▶ Exercise instructions: Copy every record below word for word, line by line.

▶ Stored records:
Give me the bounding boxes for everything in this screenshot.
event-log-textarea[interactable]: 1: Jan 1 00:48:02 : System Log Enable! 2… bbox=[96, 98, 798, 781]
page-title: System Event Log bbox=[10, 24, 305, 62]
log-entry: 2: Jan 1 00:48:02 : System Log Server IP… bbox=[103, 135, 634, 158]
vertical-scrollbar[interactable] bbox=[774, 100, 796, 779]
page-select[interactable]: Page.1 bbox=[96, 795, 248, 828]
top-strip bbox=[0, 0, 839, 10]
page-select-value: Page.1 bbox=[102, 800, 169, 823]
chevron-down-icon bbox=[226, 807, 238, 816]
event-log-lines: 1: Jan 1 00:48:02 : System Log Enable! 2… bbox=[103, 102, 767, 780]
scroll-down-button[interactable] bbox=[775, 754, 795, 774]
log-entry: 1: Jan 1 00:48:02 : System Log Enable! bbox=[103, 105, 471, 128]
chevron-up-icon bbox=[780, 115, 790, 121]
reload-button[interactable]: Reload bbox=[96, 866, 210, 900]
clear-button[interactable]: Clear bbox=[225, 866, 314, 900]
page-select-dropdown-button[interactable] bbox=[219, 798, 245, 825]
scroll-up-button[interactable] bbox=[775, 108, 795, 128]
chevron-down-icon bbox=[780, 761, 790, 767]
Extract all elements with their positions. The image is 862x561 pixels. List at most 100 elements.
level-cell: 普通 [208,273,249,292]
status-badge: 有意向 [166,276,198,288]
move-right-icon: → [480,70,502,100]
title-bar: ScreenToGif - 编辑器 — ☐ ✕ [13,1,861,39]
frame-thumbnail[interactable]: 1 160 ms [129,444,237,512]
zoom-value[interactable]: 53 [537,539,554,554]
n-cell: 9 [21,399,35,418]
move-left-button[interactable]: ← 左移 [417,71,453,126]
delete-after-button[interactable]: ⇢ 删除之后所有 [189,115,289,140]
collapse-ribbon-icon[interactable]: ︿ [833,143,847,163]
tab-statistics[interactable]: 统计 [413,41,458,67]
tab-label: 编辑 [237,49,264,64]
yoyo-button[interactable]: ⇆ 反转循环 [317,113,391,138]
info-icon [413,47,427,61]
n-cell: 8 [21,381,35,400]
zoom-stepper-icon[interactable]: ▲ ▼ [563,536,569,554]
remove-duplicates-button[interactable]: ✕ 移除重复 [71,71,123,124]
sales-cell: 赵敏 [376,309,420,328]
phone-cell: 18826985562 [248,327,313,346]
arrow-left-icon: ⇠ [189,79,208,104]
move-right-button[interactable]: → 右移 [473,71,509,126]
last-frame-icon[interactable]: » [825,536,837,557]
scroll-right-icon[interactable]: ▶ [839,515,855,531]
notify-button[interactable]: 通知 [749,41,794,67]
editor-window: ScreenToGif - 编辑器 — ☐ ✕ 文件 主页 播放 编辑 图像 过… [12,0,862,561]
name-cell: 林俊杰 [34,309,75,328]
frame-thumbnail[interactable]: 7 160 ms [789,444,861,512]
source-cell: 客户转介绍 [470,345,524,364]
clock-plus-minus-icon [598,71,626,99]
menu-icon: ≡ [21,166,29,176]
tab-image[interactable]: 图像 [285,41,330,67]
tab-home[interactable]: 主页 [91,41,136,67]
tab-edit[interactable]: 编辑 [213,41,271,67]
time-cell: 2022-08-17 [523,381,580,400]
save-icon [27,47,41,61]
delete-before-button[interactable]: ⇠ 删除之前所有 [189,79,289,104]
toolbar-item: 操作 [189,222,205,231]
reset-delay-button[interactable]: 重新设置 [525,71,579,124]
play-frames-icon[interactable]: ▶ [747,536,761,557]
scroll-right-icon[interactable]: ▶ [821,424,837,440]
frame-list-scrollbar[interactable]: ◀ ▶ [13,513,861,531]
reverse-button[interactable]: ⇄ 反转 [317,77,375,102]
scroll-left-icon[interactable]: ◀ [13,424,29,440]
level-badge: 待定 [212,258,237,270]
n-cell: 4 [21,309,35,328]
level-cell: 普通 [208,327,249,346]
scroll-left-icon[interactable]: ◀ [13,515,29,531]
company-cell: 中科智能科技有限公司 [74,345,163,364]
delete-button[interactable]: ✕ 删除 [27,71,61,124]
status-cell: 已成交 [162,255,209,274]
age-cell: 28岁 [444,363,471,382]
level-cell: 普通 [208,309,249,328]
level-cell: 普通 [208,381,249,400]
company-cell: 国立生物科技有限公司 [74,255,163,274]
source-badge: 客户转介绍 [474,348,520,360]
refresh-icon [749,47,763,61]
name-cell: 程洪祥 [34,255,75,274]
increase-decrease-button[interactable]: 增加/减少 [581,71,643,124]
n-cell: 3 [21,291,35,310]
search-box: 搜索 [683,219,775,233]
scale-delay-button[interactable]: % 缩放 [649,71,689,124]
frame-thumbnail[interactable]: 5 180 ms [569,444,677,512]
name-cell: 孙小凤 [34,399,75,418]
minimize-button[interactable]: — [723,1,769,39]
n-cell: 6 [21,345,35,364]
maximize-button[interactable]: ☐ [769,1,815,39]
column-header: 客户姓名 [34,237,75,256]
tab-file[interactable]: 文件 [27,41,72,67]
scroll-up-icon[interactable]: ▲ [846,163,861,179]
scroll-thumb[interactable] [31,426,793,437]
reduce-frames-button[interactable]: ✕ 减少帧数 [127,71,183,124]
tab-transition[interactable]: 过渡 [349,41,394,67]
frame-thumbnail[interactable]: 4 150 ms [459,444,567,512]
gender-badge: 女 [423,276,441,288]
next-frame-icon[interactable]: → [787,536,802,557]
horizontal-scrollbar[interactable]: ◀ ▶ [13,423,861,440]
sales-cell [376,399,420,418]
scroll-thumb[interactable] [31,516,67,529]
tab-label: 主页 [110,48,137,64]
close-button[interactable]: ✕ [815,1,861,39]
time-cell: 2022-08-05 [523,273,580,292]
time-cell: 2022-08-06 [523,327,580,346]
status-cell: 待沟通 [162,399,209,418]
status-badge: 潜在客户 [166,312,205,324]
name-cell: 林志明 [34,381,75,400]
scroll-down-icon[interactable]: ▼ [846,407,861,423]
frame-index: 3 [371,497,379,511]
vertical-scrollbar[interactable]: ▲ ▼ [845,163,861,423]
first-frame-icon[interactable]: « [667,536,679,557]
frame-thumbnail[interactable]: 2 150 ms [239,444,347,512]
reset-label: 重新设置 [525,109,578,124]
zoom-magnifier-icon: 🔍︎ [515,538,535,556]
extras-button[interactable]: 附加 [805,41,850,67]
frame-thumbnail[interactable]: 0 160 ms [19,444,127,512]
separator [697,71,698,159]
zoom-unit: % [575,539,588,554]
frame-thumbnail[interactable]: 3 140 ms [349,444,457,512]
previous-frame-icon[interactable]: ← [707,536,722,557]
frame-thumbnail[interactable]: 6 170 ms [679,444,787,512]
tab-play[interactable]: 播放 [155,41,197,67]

▶ Written answer:
Give me the bounding boxes for everything in this screenshot.
event-log-textarea[interactable]: 1: Jan 1 00:48:02 : System Log Enable! 2… bbox=[96, 98, 798, 781]
page-title: System Event Log bbox=[10, 24, 305, 62]
log-entry: 2: Jan 1 00:48:02 : System Log Server IP… bbox=[103, 135, 634, 158]
vertical-scrollbar[interactable] bbox=[774, 100, 796, 779]
page-select[interactable]: Page.1 bbox=[96, 795, 248, 828]
top-strip bbox=[0, 0, 839, 10]
page-select-value: Page.1 bbox=[102, 800, 169, 823]
chevron-down-icon bbox=[226, 807, 238, 816]
event-log-lines: 1: Jan 1 00:48:02 : System Log Enable! 2… bbox=[103, 102, 767, 780]
scroll-down-button[interactable] bbox=[775, 754, 795, 774]
log-entry: 1: Jan 1 00:48:02 : System Log Enable! bbox=[103, 105, 471, 128]
chevron-up-icon bbox=[780, 115, 790, 121]
reload-button[interactable]: Reload bbox=[96, 866, 210, 900]
clear-button[interactable]: Clear bbox=[225, 866, 314, 900]
page-select-dropdown-button[interactable] bbox=[219, 798, 245, 825]
scroll-up-button[interactable] bbox=[775, 108, 795, 128]
chevron-down-icon bbox=[780, 761, 790, 767]
Extract all elements with their positions. The image is 862x561 pixels. List at most 100 elements.
level-cell: 普通 [208,273,249,292]
status-badge: 有意向 [166,276,198,288]
move-right-icon: → [480,70,502,100]
title-bar: ScreenToGif - 编辑器 — ☐ ✕ [13,1,861,39]
frame-thumbnail[interactable]: 1 160 ms [129,444,237,512]
zoom-value[interactable]: 53 [537,539,554,554]
n-cell: 9 [21,399,35,418]
move-left-button[interactable]: ← 左移 [417,71,453,126]
delete-after-button[interactable]: ⇢ 删除之后所有 [189,115,289,140]
collapse-ribbon-icon[interactable]: ︿ [833,143,847,163]
tab-statistics[interactable]: 统计 [413,41,458,67]
tab-label: 编辑 [237,49,264,64]
yoyo-button[interactable]: ⇆ 反转循环 [317,113,391,138]
info-icon [413,47,427,61]
n-cell: 8 [21,381,35,400]
zoom-stepper-icon[interactable]: ▲ ▼ [563,536,569,554]
remove-duplicates-button[interactable]: ✕ 移除重复 [71,71,123,124]
sales-cell: 赵敏 [376,309,420,328]
phone-cell: 18826985562 [248,327,313,346]
arrow-left-icon: ⇠ [189,79,208,104]
move-right-button[interactable]: → 右移 [473,71,509,126]
last-frame-icon[interactable]: » [825,536,837,557]
scroll-right-icon[interactable]: ▶ [839,515,855,531]
notify-button[interactable]: 通知 [749,41,794,67]
editor-window: ScreenToGif - 编辑器 — ☐ ✕ 文件 主页 播放 编辑 图像 过… [12,0,862,561]
name-cell: 林俊杰 [34,309,75,328]
frame-thumbnail[interactable]: 7 160 ms [789,444,861,512]
source-cell: 客户转介绍 [470,345,524,364]
clock-plus-minus-icon [598,71,626,99]
menu-icon: ≡ [21,166,29,176]
tab-image[interactable]: 图像 [285,41,330,67]
tab-home[interactable]: 主页 [91,41,136,67]
tab-edit[interactable]: 编辑 [213,41,271,67]
time-cell: 2022-08-17 [523,381,580,400]
save-icon [27,47,41,61]
delete-before-button[interactable]: ⇠ 删除之前所有 [189,79,289,104]
toolbar-item: 操作 [189,222,205,231]
reset-delay-button[interactable]: 重新设置 [525,71,579,124]
play-frames-icon[interactable]: ▶ [747,536,761,557]
scroll-right-icon[interactable]: ▶ [821,424,837,440]
frame-list-scrollbar[interactable]: ◀ ▶ [13,513,861,531]
reverse-button[interactable]: ⇄ 反转 [317,77,375,102]
scroll-left-icon[interactable]: ◀ [13,424,29,440]
level-badge: 待定 [212,258,237,270]
n-cell: 4 [21,309,35,328]
level-cell: 普通 [208,327,249,346]
scroll-left-icon[interactable]: ◀ [13,515,29,531]
company-cell: 中科智能科技有限公司 [74,345,163,364]
delete-button[interactable]: ✕ 删除 [27,71,61,124]
status-cell: 已成交 [162,255,209,274]
age-cell: 28岁 [444,363,471,382]
level-cell: 普通 [208,309,249,328]
level-cell: 普通 [208,381,249,400]
company-cell: 国立生物科技有限公司 [74,255,163,274]
source-badge: 客户转介绍 [474,348,520,360]
refresh-icon [749,47,763,61]
name-cell: 程洪祥 [34,255,75,274]
increase-decrease-button[interactable]: 增加/减少 [581,71,643,124]
n-cell: 3 [21,291,35,310]
search-box: 搜索 [683,219,775,233]
scale-delay-button[interactable]: % 缩放 [649,71,689,124]
frame-thumbnail[interactable]: 5 180 ms [569,444,677,512]
name-cell: 孙小凤 [34,399,75,418]
minimize-button[interactable]: — [723,1,769,39]
n-cell: 6 [21,345,35,364]
maximize-button[interactable]: ☐ [769,1,815,39]
column-header: 客户姓名 [34,237,75,256]
tab-file[interactable]: 文件 [27,41,72,67]
scroll-up-icon[interactable]: ▲ [846,163,861,179]
scroll-thumb[interactable] [31,426,793,437]
reduce-frames-button[interactable]: ✕ 减少帧数 [127,71,183,124]
tab-transition[interactable]: 过渡 [349,41,394,67]
frame-thumbnail[interactable]: 4 150 ms [459,444,567,512]
gender-badge: 女 [423,276,441,288]
next-frame-icon[interactable]: → [787,536,802,557]
horizontal-scrollbar[interactable]: ◀ ▶ [13,423,861,440]
sales-cell [376,399,420,418]
scroll-thumb[interactable] [31,516,67,529]
tab-label: 主页 [110,48,137,64]
close-button[interactable]: ✕ [815,1,861,39]
time-cell: 2022-08-05 [523,273,580,292]
time-cell: 2022-08-06 [523,327,580,346]
status-cell: 待沟通 [162,399,209,418]
status-badge: 潜在客户 [166,312,205,324]
name-cell: 林志明 [34,381,75,400]
scroll-down-icon[interactable]: ▼ [846,407,861,423]
frame-index: 3 [371,497,379,511]
vertical-scrollbar[interactable]: ▲ ▼ [845,163,861,423]
first-frame-icon[interactable]: « [667,536,679,557]
frame-thumbnail[interactable]: 2 150 ms [239,444,347,512]
reset-label: 重新设置 [525,109,578,124]
zoom-magnifier-icon: 🔍︎ [515,538,535,556]
extras-button[interactable]: 附加 [805,41,850,67]
frame-thumbnail[interactable]: 0 160 ms [19,444,127,512]
separator [697,71,698,159]
zoom-unit: % [575,539,588,554]
frame-thumbnail[interactable]: 3 140 ms [349,444,457,512]
previous-frame-icon[interactable]: ← [707,536,722,557]
frame-thumbnail[interactable]: 6 170 ms [679,444,787,512]
tab-play[interactable]: 播放 [155,41,197,67]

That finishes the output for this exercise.